Begin Records supplied

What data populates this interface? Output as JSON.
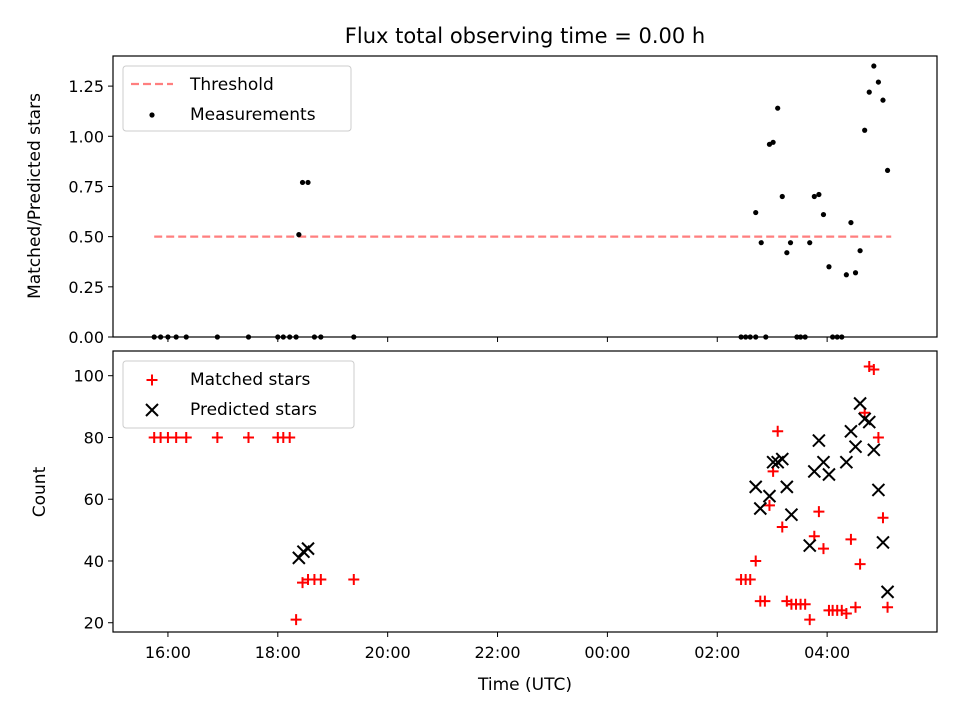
{
  "chart_data": [
    {
      "type": "scatter",
      "title": "Flux total observing time = 0.00 h",
      "xlabel": "",
      "ylabel": "Matched/Predicted stars",
      "xlim": [
        "2023-01-01T15:00",
        "2023-01-02T06:00"
      ],
      "ylim": [
        0,
        1.4
      ],
      "yticks": [
        0.0,
        0.25,
        0.5,
        0.75,
        1.0,
        1.25
      ],
      "ytick_labels": [
        "0.00",
        "0.25",
        "0.50",
        "0.75",
        "1.00",
        "1.25"
      ],
      "grid": false,
      "legend": "upper left",
      "threshold": {
        "name": "Threshold",
        "value": 0.5,
        "x_range": [
          "2023-01-01T15:45",
          "2023-01-02T05:10"
        ],
        "color": "#ff7f7f"
      },
      "series": [
        {
          "name": "Measurements",
          "color": "#000000",
          "points": [
            [
              "2023-01-01T15:45",
              0
            ],
            [
              "2023-01-01T15:52",
              0
            ],
            [
              "2023-01-01T16:00",
              0
            ],
            [
              "2023-01-01T16:09",
              0
            ],
            [
              "2023-01-01T16:20",
              0
            ],
            [
              "2023-01-01T16:54",
              0
            ],
            [
              "2023-01-01T17:28",
              0
            ],
            [
              "2023-01-01T18:00",
              0
            ],
            [
              "2023-01-01T18:06",
              0
            ],
            [
              "2023-01-01T18:13",
              0
            ],
            [
              "2023-01-01T18:20",
              0
            ],
            [
              "2023-01-01T18:23",
              0.51
            ],
            [
              "2023-01-01T18:27",
              0.77
            ],
            [
              "2023-01-01T18:33",
              0.77
            ],
            [
              "2023-01-01T18:40",
              0
            ],
            [
              "2023-01-01T18:47",
              0
            ],
            [
              "2023-01-01T19:23",
              0
            ],
            [
              "2023-01-02T02:26",
              0
            ],
            [
              "2023-01-02T02:31",
              0
            ],
            [
              "2023-01-02T02:36",
              0
            ],
            [
              "2023-01-02T02:42",
              0
            ],
            [
              "2023-01-02T02:42",
              0.62
            ],
            [
              "2023-01-02T02:48",
              0.47
            ],
            [
              "2023-01-02T02:53",
              0
            ],
            [
              "2023-01-02T02:57",
              0.96
            ],
            [
              "2023-01-02T03:01",
              0.97
            ],
            [
              "2023-01-02T03:06",
              1.14
            ],
            [
              "2023-01-02T03:11",
              0.7
            ],
            [
              "2023-01-02T03:16",
              0.42
            ],
            [
              "2023-01-02T03:20",
              0.47
            ],
            [
              "2023-01-02T03:27",
              0
            ],
            [
              "2023-01-02T03:31",
              0
            ],
            [
              "2023-01-02T03:36",
              0
            ],
            [
              "2023-01-02T03:41",
              0.47
            ],
            [
              "2023-01-02T03:46",
              0.7
            ],
            [
              "2023-01-02T03:51",
              0.71
            ],
            [
              "2023-01-02T03:56",
              0.61
            ],
            [
              "2023-01-02T04:02",
              0.35
            ],
            [
              "2023-01-02T04:06",
              0
            ],
            [
              "2023-01-02T04:11",
              0
            ],
            [
              "2023-01-02T04:16",
              0
            ],
            [
              "2023-01-02T04:21",
              0.31
            ],
            [
              "2023-01-02T04:26",
              0.57
            ],
            [
              "2023-01-02T04:31",
              0.32
            ],
            [
              "2023-01-02T04:36",
              0.43
            ],
            [
              "2023-01-02T04:41",
              1.03
            ],
            [
              "2023-01-02T04:46",
              1.22
            ],
            [
              "2023-01-02T04:51",
              1.35
            ],
            [
              "2023-01-02T04:56",
              1.27
            ],
            [
              "2023-01-02T05:01",
              1.18
            ],
            [
              "2023-01-02T05:06",
              0.83
            ]
          ]
        }
      ]
    },
    {
      "type": "scatter",
      "xlabel": "Time (UTC)",
      "ylabel": "Count",
      "xlim": [
        "2023-01-01T15:00",
        "2023-01-02T06:00"
      ],
      "ylim": [
        17,
        108
      ],
      "yticks": [
        20,
        40,
        60,
        80,
        100
      ],
      "xticks": [
        "2023-01-01T16:00",
        "2023-01-01T18:00",
        "2023-01-01T20:00",
        "2023-01-01T22:00",
        "2023-01-02T00:00",
        "2023-01-02T02:00",
        "2023-01-02T04:00"
      ],
      "xtick_labels": [
        "16:00",
        "18:00",
        "20:00",
        "22:00",
        "00:00",
        "02:00",
        "04:00"
      ],
      "grid": false,
      "legend": "upper left",
      "series": [
        {
          "name": "Matched stars",
          "marker": "+",
          "color": "#ff0000",
          "points": [
            [
              "2023-01-01T15:45",
              80
            ],
            [
              "2023-01-01T15:52",
              80
            ],
            [
              "2023-01-01T16:00",
              80
            ],
            [
              "2023-01-01T16:09",
              80
            ],
            [
              "2023-01-01T16:20",
              80
            ],
            [
              "2023-01-01T16:54",
              80
            ],
            [
              "2023-01-01T17:28",
              80
            ],
            [
              "2023-01-01T18:00",
              80
            ],
            [
              "2023-01-01T18:06",
              80
            ],
            [
              "2023-01-01T18:13",
              80
            ],
            [
              "2023-01-01T18:20",
              21
            ],
            [
              "2023-01-01T18:27",
              33
            ],
            [
              "2023-01-01T18:33",
              34
            ],
            [
              "2023-01-01T18:40",
              34
            ],
            [
              "2023-01-01T18:47",
              34
            ],
            [
              "2023-01-01T19:23",
              34
            ],
            [
              "2023-01-02T02:26",
              34
            ],
            [
              "2023-01-02T02:31",
              34
            ],
            [
              "2023-01-02T02:36",
              34
            ],
            [
              "2023-01-02T02:42",
              40
            ],
            [
              "2023-01-02T02:47",
              27
            ],
            [
              "2023-01-02T02:52",
              27
            ],
            [
              "2023-01-02T02:57",
              58
            ],
            [
              "2023-01-02T03:01",
              69
            ],
            [
              "2023-01-02T03:06",
              82
            ],
            [
              "2023-01-02T03:11",
              51
            ],
            [
              "2023-01-02T03:16",
              27
            ],
            [
              "2023-01-02T03:21",
              26
            ],
            [
              "2023-01-02T03:26",
              26
            ],
            [
              "2023-01-02T03:31",
              26
            ],
            [
              "2023-01-02T03:36",
              26
            ],
            [
              "2023-01-02T03:41",
              21
            ],
            [
              "2023-01-02T03:46",
              48
            ],
            [
              "2023-01-02T03:51",
              56
            ],
            [
              "2023-01-02T03:56",
              44
            ],
            [
              "2023-01-02T04:02",
              24
            ],
            [
              "2023-01-02T04:06",
              24
            ],
            [
              "2023-01-02T04:11",
              24
            ],
            [
              "2023-01-02T04:16",
              24
            ],
            [
              "2023-01-02T04:21",
              23
            ],
            [
              "2023-01-02T04:26",
              47
            ],
            [
              "2023-01-02T04:31",
              25
            ],
            [
              "2023-01-02T04:36",
              39
            ],
            [
              "2023-01-02T04:41",
              88
            ],
            [
              "2023-01-02T04:46",
              103
            ],
            [
              "2023-01-02T04:51",
              102
            ],
            [
              "2023-01-02T04:56",
              80
            ],
            [
              "2023-01-02T05:01",
              54
            ],
            [
              "2023-01-02T05:06",
              25
            ]
          ]
        },
        {
          "name": "Predicted stars",
          "marker": "x",
          "color": "#000000",
          "points": [
            [
              "2023-01-01T18:23",
              41
            ],
            [
              "2023-01-01T18:28",
              43
            ],
            [
              "2023-01-01T18:33",
              44
            ],
            [
              "2023-01-02T02:42",
              64
            ],
            [
              "2023-01-02T02:47",
              57
            ],
            [
              "2023-01-02T02:57",
              61
            ],
            [
              "2023-01-02T03:01",
              72
            ],
            [
              "2023-01-02T03:06",
              72
            ],
            [
              "2023-01-02T03:11",
              73
            ],
            [
              "2023-01-02T03:16",
              64
            ],
            [
              "2023-01-02T03:21",
              55
            ],
            [
              "2023-01-02T03:41",
              45
            ],
            [
              "2023-01-02T03:46",
              69
            ],
            [
              "2023-01-02T03:51",
              79
            ],
            [
              "2023-01-02T03:56",
              72
            ],
            [
              "2023-01-02T04:02",
              68
            ],
            [
              "2023-01-02T04:21",
              72
            ],
            [
              "2023-01-02T04:26",
              82
            ],
            [
              "2023-01-02T04:31",
              77
            ],
            [
              "2023-01-02T04:36",
              91
            ],
            [
              "2023-01-02T04:41",
              86
            ],
            [
              "2023-01-02T04:46",
              85
            ],
            [
              "2023-01-02T04:51",
              76
            ],
            [
              "2023-01-02T04:56",
              63
            ],
            [
              "2023-01-02T05:01",
              46
            ],
            [
              "2023-01-02T05:06",
              30
            ]
          ]
        }
      ]
    }
  ]
}
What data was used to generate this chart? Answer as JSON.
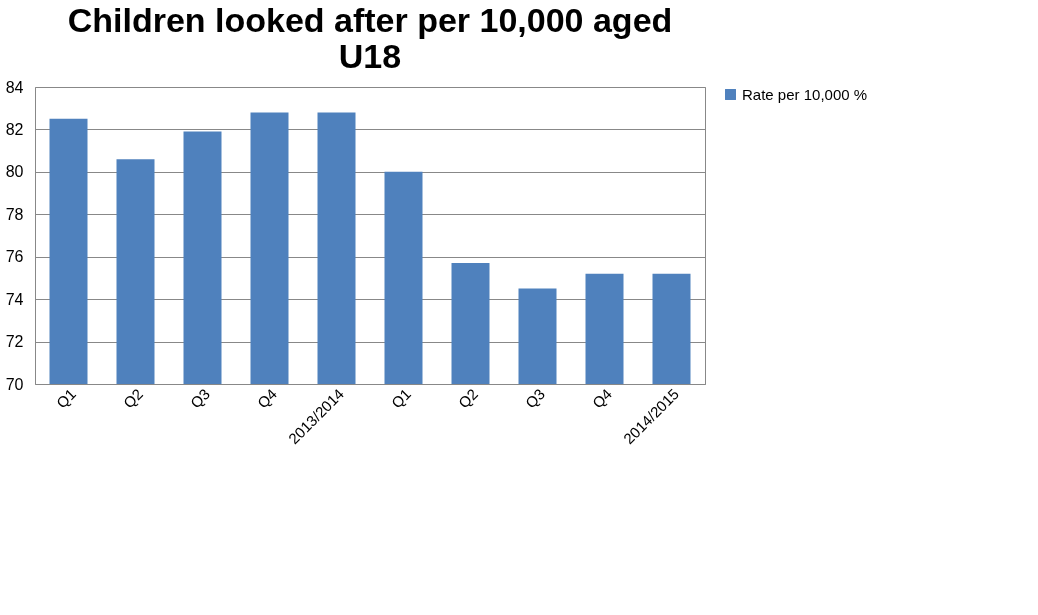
{
  "chart_data": {
    "type": "bar",
    "title": [
      "Children looked after per 10,000 aged",
      "U18"
    ],
    "categories": [
      "Q1",
      "Q2",
      "Q3",
      "Q4",
      "2013/2014",
      "Q1",
      "Q2",
      "Q3",
      "Q4",
      "2014/2015"
    ],
    "series": [
      {
        "name": "Rate per 10,000 %",
        "color": "#4f81bd",
        "values": [
          82.5,
          80.6,
          81.9,
          82.8,
          82.8,
          80.0,
          75.7,
          74.5,
          75.2,
          75.2
        ]
      }
    ],
    "ylim": [
      70,
      84
    ],
    "yticks": [
      70,
      72,
      74,
      76,
      78,
      80,
      82,
      84
    ],
    "grid": "y",
    "legend": "right"
  }
}
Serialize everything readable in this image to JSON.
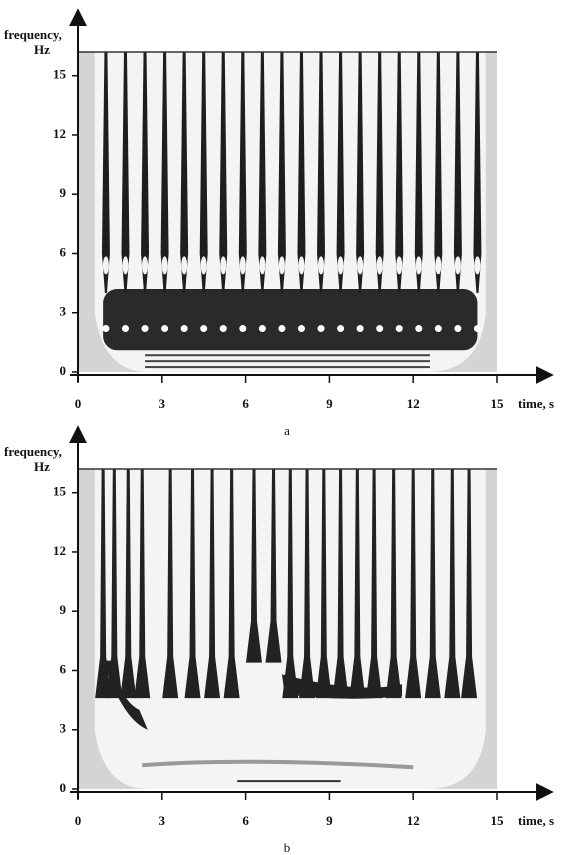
{
  "chart_data": [
    {
      "type": "spectrogram",
      "caption": "a",
      "ylabel_lines": [
        "frequency,",
        "Hz"
      ],
      "xlabel": "time, s",
      "xlim": [
        0,
        15
      ],
      "ylim": [
        0,
        16.2
      ],
      "xticks": [
        0,
        3,
        6,
        9,
        12,
        15
      ],
      "yticks": [
        0,
        3,
        6,
        9,
        12,
        15
      ]
    },
    {
      "type": "spectrogram",
      "caption": "b",
      "ylabel_lines": [
        "frequency,",
        "Hz"
      ],
      "xlabel": "time, s",
      "xlim": [
        0,
        15
      ],
      "ylim": [
        0,
        16.2
      ],
      "xticks": [
        0,
        3,
        6,
        9,
        12,
        15
      ],
      "yticks": [
        0,
        3,
        6,
        9,
        12,
        15
      ]
    }
  ]
}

End Records supplied

Look through the data above. Copy every line with the string "name" in it.

        "name": "Threshold",
          "name": "Measurements",
          "name": "Matched stars",
          "name": "Predicted stars",
        "name": "Rate per 10,000 %",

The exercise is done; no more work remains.